Records excerpted from a collection
□ □ □
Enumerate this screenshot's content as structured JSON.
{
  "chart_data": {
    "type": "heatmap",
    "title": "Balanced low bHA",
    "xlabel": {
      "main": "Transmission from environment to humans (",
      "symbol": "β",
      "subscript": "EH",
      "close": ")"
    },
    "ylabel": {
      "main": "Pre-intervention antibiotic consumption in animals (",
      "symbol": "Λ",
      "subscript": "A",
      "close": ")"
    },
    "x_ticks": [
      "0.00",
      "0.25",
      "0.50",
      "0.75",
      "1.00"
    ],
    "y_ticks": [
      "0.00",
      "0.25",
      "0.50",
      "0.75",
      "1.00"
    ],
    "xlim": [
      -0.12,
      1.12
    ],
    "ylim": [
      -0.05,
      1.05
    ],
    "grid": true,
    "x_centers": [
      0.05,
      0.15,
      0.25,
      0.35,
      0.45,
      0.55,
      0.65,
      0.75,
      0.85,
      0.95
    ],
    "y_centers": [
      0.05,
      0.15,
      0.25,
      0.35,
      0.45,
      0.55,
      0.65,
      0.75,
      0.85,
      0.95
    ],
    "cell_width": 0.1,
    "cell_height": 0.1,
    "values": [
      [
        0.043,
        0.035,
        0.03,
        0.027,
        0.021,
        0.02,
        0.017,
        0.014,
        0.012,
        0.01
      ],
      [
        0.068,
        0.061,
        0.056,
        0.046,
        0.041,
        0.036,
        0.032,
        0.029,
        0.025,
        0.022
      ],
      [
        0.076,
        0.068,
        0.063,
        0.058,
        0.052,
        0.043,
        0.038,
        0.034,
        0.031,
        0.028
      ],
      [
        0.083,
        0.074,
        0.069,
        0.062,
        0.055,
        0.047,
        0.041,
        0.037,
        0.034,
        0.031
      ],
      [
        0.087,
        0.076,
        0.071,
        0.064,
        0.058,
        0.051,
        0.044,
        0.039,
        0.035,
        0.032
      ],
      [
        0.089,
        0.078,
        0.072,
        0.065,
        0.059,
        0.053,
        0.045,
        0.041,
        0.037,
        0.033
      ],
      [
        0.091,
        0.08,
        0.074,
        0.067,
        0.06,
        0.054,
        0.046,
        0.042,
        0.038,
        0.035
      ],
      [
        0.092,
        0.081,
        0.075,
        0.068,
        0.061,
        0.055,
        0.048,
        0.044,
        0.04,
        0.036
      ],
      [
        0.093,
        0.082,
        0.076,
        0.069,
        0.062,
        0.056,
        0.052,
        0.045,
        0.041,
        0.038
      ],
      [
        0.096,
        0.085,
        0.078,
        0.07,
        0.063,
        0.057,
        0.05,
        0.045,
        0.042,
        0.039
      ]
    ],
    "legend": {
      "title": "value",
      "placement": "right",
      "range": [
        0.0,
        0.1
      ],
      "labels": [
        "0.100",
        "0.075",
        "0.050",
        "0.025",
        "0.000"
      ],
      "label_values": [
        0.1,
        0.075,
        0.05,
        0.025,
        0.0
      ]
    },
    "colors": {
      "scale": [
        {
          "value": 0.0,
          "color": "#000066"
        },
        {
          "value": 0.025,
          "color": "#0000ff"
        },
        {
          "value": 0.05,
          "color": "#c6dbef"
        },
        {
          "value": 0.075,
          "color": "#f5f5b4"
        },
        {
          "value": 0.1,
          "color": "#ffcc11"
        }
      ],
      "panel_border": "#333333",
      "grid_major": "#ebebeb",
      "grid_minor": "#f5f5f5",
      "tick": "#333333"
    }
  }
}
□ □ □
All entries shown above should be printed again exactly.

EXERCISE SOLUTION:
Enumerate this screenshot's content as structured JSON.
{
  "chart_data": {
    "type": "heatmap",
    "title": "Balanced low bHA",
    "xlabel": {
      "main": "Transmission from environment to humans (",
      "symbol": "β",
      "subscript": "EH",
      "close": ")"
    },
    "ylabel": {
      "main": "Pre-intervention antibiotic consumption in animals (",
      "symbol": "Λ",
      "subscript": "A",
      "close": ")"
    },
    "x_ticks": [
      "0.00",
      "0.25",
      "0.50",
      "0.75",
      "1.00"
    ],
    "y_ticks": [
      "0.00",
      "0.25",
      "0.50",
      "0.75",
      "1.00"
    ],
    "xlim": [
      -0.12,
      1.12
    ],
    "ylim": [
      -0.05,
      1.05
    ],
    "grid": true,
    "x_centers": [
      0.05,
      0.15,
      0.25,
      0.35,
      0.45,
      0.55,
      0.65,
      0.75,
      0.85,
      0.95
    ],
    "y_centers": [
      0.05,
      0.15,
      0.25,
      0.35,
      0.45,
      0.55,
      0.65,
      0.75,
      0.85,
      0.95
    ],
    "cell_width": 0.1,
    "cell_height": 0.1,
    "values": [
      [
        0.043,
        0.035,
        0.03,
        0.027,
        0.021,
        0.02,
        0.017,
        0.014,
        0.012,
        0.01
      ],
      [
        0.068,
        0.061,
        0.056,
        0.046,
        0.041,
        0.036,
        0.032,
        0.029,
        0.025,
        0.022
      ],
      [
        0.076,
        0.068,
        0.063,
        0.058,
        0.052,
        0.043,
        0.038,
        0.034,
        0.031,
        0.028
      ],
      [
        0.083,
        0.074,
        0.069,
        0.062,
        0.055,
        0.047,
        0.041,
        0.037,
        0.034,
        0.031
      ],
      [
        0.087,
        0.076,
        0.071,
        0.064,
        0.058,
        0.051,
        0.044,
        0.039,
        0.035,
        0.032
      ],
      [
        0.089,
        0.078,
        0.072,
        0.065,
        0.059,
        0.053,
        0.045,
        0.041,
        0.037,
        0.033
      ],
      [
        0.091,
        0.08,
        0.074,
        0.067,
        0.06,
        0.054,
        0.046,
        0.042,
        0.038,
        0.035
      ],
      [
        0.092,
        0.081,
        0.075,
        0.068,
        0.061,
        0.055,
        0.048,
        0.044,
        0.04,
        0.036
      ],
      [
        0.093,
        0.082,
        0.076,
        0.069,
        0.062,
        0.056,
        0.052,
        0.045,
        0.041,
        0.038
      ],
      [
        0.096,
        0.085,
        0.078,
        0.07,
        0.063,
        0.057,
        0.05,
        0.045,
        0.042,
        0.039
      ]
    ],
    "legend": {
      "title": "value",
      "placement": "right",
      "range": [
        0.0,
        0.1
      ],
      "labels": [
        "0.100",
        "0.075",
        "0.050",
        "0.025",
        "0.000"
      ],
      "label_values": [
        0.1,
        0.075,
        0.05,
        0.025,
        0.0
      ]
    },
    "colors": {
      "scale": [
        {
          "value": 0.0,
          "color": "#000066"
        },
        {
          "value": 0.025,
          "color": "#0000ff"
        },
        {
          "value": 0.05,
          "color": "#c6dbef"
        },
        {
          "value": 0.075,
          "color": "#f5f5b4"
        },
        {
          "value": 0.1,
          "color": "#ffcc11"
        }
      ],
      "panel_border": "#333333",
      "grid_major": "#ebebeb",
      "grid_minor": "#f5f5f5",
      "tick": "#333333"
    }
  }
}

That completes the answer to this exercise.